## Task prompt
Copy out the listing in full, exactly as written, but not its pictures.
===
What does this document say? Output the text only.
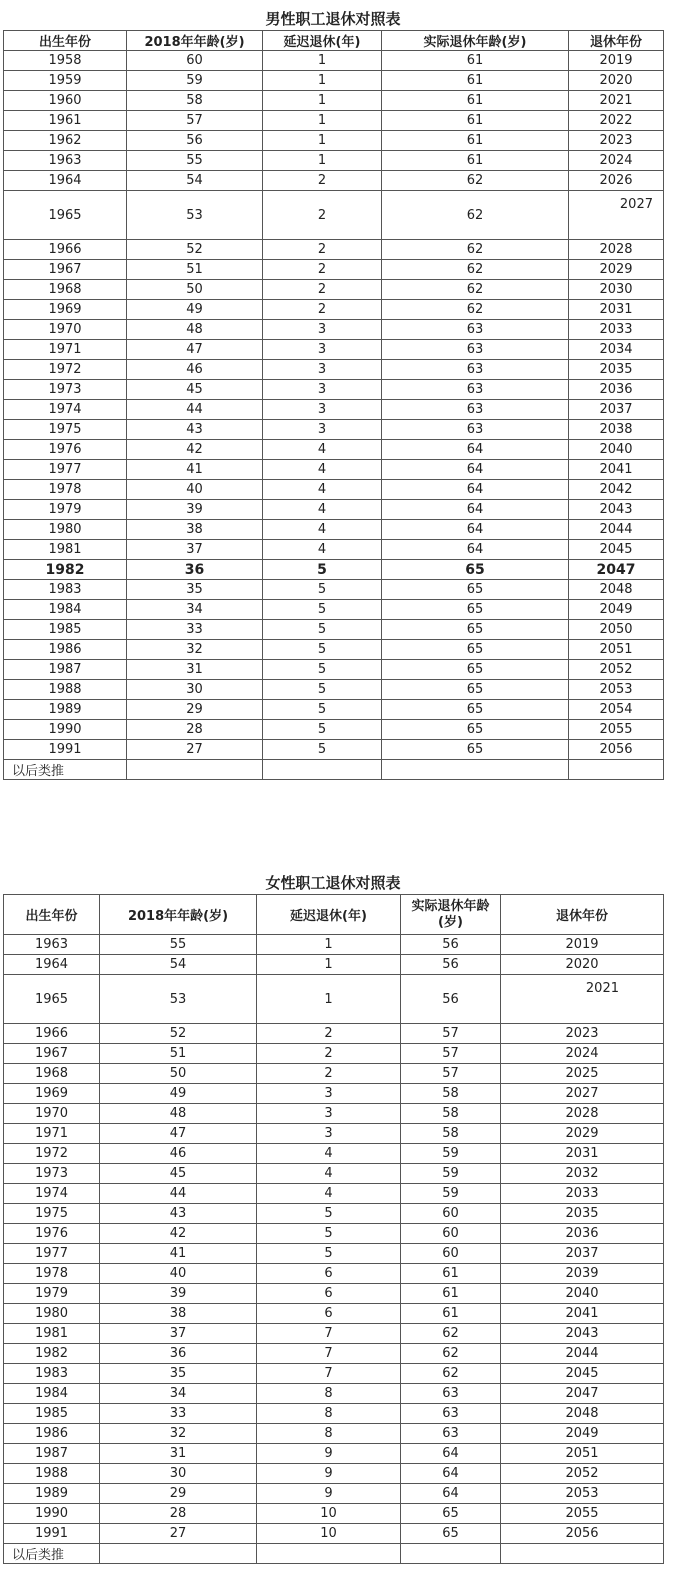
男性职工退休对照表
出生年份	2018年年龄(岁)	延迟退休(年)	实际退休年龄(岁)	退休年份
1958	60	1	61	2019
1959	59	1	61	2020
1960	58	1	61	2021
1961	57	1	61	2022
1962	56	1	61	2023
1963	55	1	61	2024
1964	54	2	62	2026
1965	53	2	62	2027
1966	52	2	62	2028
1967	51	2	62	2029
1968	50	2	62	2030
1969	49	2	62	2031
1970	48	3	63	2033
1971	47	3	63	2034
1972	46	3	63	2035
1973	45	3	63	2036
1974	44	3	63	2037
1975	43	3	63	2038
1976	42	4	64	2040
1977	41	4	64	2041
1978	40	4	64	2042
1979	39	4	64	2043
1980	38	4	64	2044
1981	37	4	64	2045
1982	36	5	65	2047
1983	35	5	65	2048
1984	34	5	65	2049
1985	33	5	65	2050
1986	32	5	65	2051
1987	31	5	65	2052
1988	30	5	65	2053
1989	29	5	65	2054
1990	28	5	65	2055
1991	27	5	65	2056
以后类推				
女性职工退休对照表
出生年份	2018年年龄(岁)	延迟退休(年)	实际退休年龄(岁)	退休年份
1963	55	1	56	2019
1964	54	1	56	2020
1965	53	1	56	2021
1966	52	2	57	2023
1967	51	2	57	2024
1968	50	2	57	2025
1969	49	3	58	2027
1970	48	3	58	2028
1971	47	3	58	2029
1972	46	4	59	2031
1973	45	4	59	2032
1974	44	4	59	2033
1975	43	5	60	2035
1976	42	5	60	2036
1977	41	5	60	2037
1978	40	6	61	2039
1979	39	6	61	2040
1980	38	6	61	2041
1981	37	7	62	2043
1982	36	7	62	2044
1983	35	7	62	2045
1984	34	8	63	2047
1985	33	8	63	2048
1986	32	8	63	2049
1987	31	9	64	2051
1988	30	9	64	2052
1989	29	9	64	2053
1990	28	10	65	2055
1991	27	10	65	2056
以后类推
===
## Exercise solution
What does this document say? Output the text only.
男性职工退休对照表
出生年份	2018年年龄(岁)	延迟退休(年)	实际退休年龄(岁)	退休年份
1958	60	1	61	2019
1959	59	1	61	2020
1960	58	1	61	2021
1961	57	1	61	2022
1962	56	1	61	2023
1963	55	1	61	2024
1964	54	2	62	2026
1965	53	2	62	2027
1966	52	2	62	2028
1967	51	2	62	2029
1968	50	2	62	2030
1969	49	2	62	2031
1970	48	3	63	2033
1971	47	3	63	2034
1972	46	3	63	2035
1973	45	3	63	2036
1974	44	3	63	2037
1975	43	3	63	2038
1976	42	4	64	2040
1977	41	4	64	2041
1978	40	4	64	2042
1979	39	4	64	2043
1980	38	4	64	2044
1981	37	4	64	2045
1982	36	5	65	2047
1983	35	5	65	2048
1984	34	5	65	2049
1985	33	5	65	2050
1986	32	5	65	2051
1987	31	5	65	2052
1988	30	5	65	2053
1989	29	5	65	2054
1990	28	5	65	2055
1991	27	5	65	2056
以后类推				
女性职工退休对照表
出生年份	2018年年龄(岁)	延迟退休(年)	实际退休年龄(岁)	退休年份
1963	55	1	56	2019
1964	54	1	56	2020
1965	53	1	56	2021
1966	52	2	57	2023
1967	51	2	57	2024
1968	50	2	57	2025
1969	49	3	58	2027
1970	48	3	58	2028
1971	47	3	58	2029
1972	46	4	59	2031
1973	45	4	59	2032
1974	44	4	59	2033
1975	43	5	60	2035
1976	42	5	60	2036
1977	41	5	60	2037
1978	40	6	61	2039
1979	39	6	61	2040
1980	38	6	61	2041
1981	37	7	62	2043
1982	36	7	62	2044
1983	35	7	62	2045
1984	34	8	63	2047
1985	33	8	63	2048
1986	32	8	63	2049
1987	31	9	64	2051
1988	30	9	64	2052
1989	29	9	64	2053
1990	28	10	65	2055
1991	27	10	65	2056
以后类推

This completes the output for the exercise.